Deine Aufgaben:
[A] Wann und wo wurde Schillers „Don Karlos“ laut dem Text über das Drama zum ersten Mal aufgeführt?
[B] Schreib aus dem Text über das Drama alles zwischen „Immer wieder wird“ und „es also dazu?“ ab, beide Stellen eingeschlossen.

Vorliegender Text:
=-=-=

Dieses Video zur Rezeptionsgeschichte und zum Interpretationsansatz zeigt dir die grundlegenden Motive in Friedrich Schillers Tragödie "Don Karlos". Du erfährst, was für die Einordnung als Familientragödie und was für eine politisches Drama spricht. Ebenso kannst du nachvollziehen, warum trotz des historischen Stoffes "Don Karlos" kein Geschichtsdrama darstellt. Viel Spaß beim Ansehen!

Transkript „Don Karlos“ – Interpretationsansatz und Rezeptionsgeschichte (Schiller)

Friedrich Schiller: Don Karlos - Interpretationsansatz und Rezeptionsgeschichte

Immer wieder wird Friedrich Schillers „Don Karlos“, der 1787 in Hamburg uraufgeführt wurde, im Kontext des politischen Dramas erwähnt. Ursprünglich war dies jedoch gar nicht so geplant. Wie kam es also dazu?

Schiller erhält 1782 vom Mannheimer Intendanten des Nationaltheaters, Dalberg, ein über 100 Jahre altes französisches Buch über den spanischen König Philipp II. Dalberg versprach sich aus dem Stoff eine Familientragödie und forderte von Schiller eine emotionale Adaption. Schiller machte in seinen Briefen an Dalberg Zugeständnisse hinsichtlich des Familienkonflikts, der im Drama eine zentrale Rolle spiele. Dies tat er aber vor allem aus taktischen Gründen. Als Schiller jedoch seine Anstellung am Mannheimer Theater verlor, sah er sich nicht mehr gezwungen, eine Familientragödie zu schreiben.

„Don Karlos“ war von da an weder als klassisches Historien- noch als Familiendrama konzipiert. Vielmehr interessieren Schiller psychologische Aspekte in der Politik. Die Psychologie etablierte sich als eigenständige akademische Disziplin erst Anfang des 19. Jahrhunderts. Schiller, der 1775 seine akademischen Studien mit einer Doktorarbeit in Medizin abschloss, betitelte diese: „Versuch über den Zusammenhang der tierischen Natur des Menschen mit seiner geistigen". Inhaltlich stieß er somit bereits weit vor, indem er psychologische Aspekte wissenschaftlich untersuchte.

=-=-=

Erfasste Angaben:
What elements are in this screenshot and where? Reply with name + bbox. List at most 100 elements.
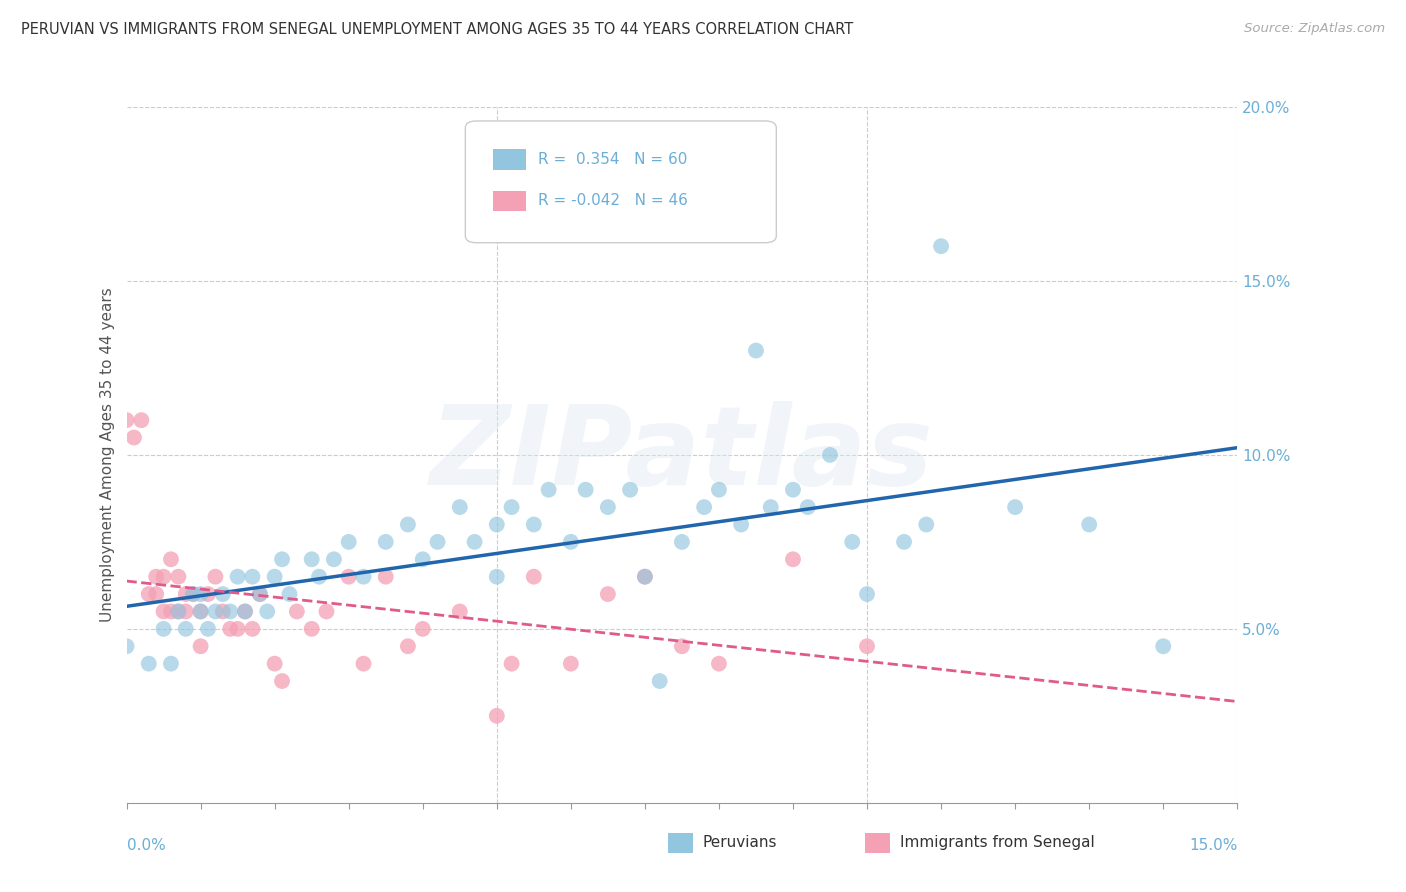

=-=-=

Fertige Übung:
[A] 1787 in Hamburg.

[B]
Immer wieder wird Friedrich Schillers „Don Karlos“, der 1787 in Hamburg uraufgeführt wurde, im Kontext des politischen Dramas erwähnt. Ursprünglich war dies jedoch gar nicht so geplant. Wie kam es also dazu?